* Prompt
From the line with "Type out the text in this image." through the final line, transcribe the material below character for character; include no other lines.

Dataset rows:

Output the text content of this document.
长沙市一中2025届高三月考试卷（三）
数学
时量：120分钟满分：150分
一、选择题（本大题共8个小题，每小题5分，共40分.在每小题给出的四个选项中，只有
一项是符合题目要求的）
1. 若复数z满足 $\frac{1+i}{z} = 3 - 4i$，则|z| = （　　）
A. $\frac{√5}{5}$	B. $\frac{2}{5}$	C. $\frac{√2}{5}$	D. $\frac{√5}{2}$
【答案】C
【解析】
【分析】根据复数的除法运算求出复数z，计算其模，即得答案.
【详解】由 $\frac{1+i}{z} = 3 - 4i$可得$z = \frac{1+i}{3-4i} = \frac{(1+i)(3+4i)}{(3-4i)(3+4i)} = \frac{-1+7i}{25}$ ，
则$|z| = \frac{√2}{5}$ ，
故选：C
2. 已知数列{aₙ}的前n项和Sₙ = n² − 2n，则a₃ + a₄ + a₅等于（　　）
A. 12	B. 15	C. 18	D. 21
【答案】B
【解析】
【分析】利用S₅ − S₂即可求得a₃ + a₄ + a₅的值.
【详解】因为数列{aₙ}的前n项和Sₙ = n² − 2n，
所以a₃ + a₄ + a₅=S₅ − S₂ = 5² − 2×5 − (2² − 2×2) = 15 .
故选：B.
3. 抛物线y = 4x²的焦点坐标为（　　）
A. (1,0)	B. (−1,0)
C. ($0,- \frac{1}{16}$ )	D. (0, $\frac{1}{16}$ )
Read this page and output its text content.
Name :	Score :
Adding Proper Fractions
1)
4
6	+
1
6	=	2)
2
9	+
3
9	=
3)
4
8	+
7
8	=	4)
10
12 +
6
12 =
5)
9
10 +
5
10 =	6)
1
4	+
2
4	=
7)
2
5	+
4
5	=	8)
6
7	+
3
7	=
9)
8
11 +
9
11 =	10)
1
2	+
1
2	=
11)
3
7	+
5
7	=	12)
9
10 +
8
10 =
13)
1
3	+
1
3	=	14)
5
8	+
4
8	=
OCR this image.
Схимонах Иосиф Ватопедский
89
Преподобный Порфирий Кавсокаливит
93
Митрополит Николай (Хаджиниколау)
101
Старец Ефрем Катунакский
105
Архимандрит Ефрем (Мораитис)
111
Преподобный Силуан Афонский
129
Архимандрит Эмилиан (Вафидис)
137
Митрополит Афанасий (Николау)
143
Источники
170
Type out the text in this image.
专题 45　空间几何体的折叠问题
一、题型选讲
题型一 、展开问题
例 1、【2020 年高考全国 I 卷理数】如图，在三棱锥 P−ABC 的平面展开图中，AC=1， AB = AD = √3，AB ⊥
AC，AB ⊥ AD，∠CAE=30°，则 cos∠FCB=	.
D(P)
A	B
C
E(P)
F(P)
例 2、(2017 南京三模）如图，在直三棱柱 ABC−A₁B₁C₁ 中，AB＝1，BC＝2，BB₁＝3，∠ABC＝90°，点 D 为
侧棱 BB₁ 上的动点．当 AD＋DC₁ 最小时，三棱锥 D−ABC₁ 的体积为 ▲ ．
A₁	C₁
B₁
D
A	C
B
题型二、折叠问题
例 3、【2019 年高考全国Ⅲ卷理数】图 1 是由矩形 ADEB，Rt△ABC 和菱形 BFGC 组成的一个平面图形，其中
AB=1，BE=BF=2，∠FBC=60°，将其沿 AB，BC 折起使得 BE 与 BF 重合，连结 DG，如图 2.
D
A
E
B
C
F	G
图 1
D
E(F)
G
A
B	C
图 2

* Task result
Type out the text in this image.
专题 45　空间几何体的折叠问题
一、题型选讲
题型一 、展开问题
例 1、【2020 年高考全国 I 卷理数】如图，在三棱锥 P−ABC 的平面展开图中，AC=1， AB = AD = √3，AB ⊥
AC，AB ⊥ AD，∠CAE=30°，则 cos∠FCB=	.
D(P)
A	B
C
E(P)
F(P)
例 2、(2017 南京三模）如图，在直三棱柱 ABC−A₁B₁C₁ 中，AB＝1，BC＝2，BB₁＝3，∠ABC＝90°，点 D 为
侧棱 BB₁ 上的动点．当 AD＋DC₁ 最小时，三棱锥 D−ABC₁ 的体积为 ▲ ．
A₁	C₁
B₁
D
A	C
B
题型二、折叠问题
例 3、【2019 年高考全国Ⅲ卷理数】图 1 是由矩形 ADEB，Rt△ABC 和菱形 BFGC 组成的一个平面图形，其中
AB=1，BE=BF=2，∠FBC=60°，将其沿 AB，BC 折起使得 BE 与 BF 重合，连结 DG，如图 2.
D
A
E
B
C
F	G
图 1
D
E(F)
G
A
B	C
图 2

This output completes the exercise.